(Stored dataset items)

◆ ◆ ◆ ◆

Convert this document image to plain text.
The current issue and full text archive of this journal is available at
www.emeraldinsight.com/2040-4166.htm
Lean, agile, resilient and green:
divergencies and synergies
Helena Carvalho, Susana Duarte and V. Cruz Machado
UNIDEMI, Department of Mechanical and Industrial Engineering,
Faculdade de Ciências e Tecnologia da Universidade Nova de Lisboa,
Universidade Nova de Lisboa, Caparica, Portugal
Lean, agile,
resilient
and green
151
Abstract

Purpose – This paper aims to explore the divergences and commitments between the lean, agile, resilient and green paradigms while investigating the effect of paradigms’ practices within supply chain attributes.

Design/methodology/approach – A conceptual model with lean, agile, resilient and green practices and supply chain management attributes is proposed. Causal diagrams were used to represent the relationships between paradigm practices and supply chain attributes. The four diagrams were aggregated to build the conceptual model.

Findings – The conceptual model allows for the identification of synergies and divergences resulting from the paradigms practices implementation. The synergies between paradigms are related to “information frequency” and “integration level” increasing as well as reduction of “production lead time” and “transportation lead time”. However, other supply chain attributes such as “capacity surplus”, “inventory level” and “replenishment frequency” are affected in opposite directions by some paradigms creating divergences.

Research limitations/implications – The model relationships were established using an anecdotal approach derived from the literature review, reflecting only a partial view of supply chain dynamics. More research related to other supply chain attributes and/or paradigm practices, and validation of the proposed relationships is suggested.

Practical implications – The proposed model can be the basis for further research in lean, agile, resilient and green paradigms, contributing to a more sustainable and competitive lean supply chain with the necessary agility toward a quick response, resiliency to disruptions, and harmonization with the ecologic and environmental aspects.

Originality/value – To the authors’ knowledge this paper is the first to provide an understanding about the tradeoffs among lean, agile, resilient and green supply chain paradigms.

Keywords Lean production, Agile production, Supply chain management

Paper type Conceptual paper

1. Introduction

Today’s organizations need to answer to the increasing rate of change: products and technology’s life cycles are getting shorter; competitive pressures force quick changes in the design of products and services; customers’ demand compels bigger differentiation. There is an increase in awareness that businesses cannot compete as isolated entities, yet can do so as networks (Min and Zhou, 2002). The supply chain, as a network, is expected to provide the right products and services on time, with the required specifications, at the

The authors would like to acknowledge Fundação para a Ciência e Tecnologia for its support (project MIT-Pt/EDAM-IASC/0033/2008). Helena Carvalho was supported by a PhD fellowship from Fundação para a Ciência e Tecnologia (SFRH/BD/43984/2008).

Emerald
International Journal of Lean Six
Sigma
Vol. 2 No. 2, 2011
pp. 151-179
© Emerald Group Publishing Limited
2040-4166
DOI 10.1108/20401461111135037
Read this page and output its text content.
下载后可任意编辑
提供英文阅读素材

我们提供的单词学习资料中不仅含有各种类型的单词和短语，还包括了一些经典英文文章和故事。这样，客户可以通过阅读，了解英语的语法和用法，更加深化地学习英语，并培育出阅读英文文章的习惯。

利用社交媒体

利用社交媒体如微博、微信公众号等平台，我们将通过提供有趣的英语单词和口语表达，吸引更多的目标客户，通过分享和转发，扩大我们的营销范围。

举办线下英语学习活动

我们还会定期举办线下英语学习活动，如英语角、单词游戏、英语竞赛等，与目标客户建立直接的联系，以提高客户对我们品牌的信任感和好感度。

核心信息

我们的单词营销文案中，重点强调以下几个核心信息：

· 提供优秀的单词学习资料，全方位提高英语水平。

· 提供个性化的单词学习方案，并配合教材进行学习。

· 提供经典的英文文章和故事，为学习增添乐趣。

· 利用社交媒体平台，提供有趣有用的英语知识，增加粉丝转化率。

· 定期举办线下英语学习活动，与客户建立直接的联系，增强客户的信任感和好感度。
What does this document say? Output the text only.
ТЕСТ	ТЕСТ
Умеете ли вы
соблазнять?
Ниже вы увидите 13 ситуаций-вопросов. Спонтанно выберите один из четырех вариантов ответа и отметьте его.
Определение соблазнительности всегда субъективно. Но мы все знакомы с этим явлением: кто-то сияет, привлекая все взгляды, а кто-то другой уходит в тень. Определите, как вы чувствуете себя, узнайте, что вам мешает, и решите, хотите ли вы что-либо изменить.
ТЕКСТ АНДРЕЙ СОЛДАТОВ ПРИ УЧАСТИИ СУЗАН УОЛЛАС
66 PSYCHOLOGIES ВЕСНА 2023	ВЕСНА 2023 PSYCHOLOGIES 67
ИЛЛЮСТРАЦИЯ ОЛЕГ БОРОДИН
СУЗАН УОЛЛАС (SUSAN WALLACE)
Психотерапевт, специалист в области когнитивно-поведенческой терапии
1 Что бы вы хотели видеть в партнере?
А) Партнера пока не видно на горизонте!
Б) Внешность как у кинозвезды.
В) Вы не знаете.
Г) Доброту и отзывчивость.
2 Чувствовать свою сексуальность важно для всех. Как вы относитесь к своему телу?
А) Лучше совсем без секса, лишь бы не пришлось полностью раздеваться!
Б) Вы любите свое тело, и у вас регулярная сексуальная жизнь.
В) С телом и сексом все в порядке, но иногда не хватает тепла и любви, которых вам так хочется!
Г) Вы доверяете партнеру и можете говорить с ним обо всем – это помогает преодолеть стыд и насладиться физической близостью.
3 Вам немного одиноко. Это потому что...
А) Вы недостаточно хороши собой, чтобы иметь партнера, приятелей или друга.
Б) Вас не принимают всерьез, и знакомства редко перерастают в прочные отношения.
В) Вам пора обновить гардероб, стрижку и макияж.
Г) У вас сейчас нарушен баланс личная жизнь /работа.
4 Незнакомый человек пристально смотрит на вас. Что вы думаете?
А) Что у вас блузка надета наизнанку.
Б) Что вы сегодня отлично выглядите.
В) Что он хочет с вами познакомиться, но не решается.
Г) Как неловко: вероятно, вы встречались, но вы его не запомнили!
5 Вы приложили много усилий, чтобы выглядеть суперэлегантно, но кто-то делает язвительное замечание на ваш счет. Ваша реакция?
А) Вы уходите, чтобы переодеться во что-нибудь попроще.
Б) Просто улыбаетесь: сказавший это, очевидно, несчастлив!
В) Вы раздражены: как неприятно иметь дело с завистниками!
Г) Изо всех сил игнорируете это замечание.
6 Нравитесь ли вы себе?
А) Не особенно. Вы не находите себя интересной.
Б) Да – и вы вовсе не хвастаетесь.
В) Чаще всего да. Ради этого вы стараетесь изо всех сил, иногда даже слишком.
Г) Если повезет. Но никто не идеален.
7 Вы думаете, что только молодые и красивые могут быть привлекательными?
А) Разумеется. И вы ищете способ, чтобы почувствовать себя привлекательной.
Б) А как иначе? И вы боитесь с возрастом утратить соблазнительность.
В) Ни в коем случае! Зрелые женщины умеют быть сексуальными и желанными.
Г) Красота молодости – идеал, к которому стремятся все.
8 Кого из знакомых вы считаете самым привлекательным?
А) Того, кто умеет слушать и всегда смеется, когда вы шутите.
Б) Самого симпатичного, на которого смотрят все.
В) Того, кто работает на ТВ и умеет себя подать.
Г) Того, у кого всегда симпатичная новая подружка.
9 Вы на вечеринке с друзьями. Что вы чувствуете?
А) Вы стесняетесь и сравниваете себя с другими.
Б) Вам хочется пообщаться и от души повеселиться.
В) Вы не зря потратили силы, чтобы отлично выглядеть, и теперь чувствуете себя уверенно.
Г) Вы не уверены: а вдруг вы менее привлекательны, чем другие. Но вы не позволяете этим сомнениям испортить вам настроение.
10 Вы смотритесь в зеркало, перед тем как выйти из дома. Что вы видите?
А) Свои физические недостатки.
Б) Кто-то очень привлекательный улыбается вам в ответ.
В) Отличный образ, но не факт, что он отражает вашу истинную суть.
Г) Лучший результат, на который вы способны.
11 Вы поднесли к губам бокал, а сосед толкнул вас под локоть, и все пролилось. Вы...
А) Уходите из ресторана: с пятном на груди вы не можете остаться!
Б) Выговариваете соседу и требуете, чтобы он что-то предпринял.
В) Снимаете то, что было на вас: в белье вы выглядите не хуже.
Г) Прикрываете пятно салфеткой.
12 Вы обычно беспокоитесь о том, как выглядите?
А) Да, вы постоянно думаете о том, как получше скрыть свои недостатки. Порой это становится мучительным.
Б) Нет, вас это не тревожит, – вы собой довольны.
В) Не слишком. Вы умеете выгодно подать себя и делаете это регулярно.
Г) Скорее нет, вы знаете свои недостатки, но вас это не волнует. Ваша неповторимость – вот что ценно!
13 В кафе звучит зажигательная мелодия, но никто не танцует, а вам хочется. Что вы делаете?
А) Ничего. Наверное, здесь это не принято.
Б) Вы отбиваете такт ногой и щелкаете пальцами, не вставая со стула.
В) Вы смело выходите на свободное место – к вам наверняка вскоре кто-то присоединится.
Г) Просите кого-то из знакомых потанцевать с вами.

◆ ◆ ◆ ◆

● Challenge
Note each line of the entries that has "Lisboa" in it, and copy those lines.

● Answer to the task
Faculdade de Ciências e Tecnologia da Universidade Nova de Lisboa,
Universidade Nova de Lisboa, Caparica, Portugal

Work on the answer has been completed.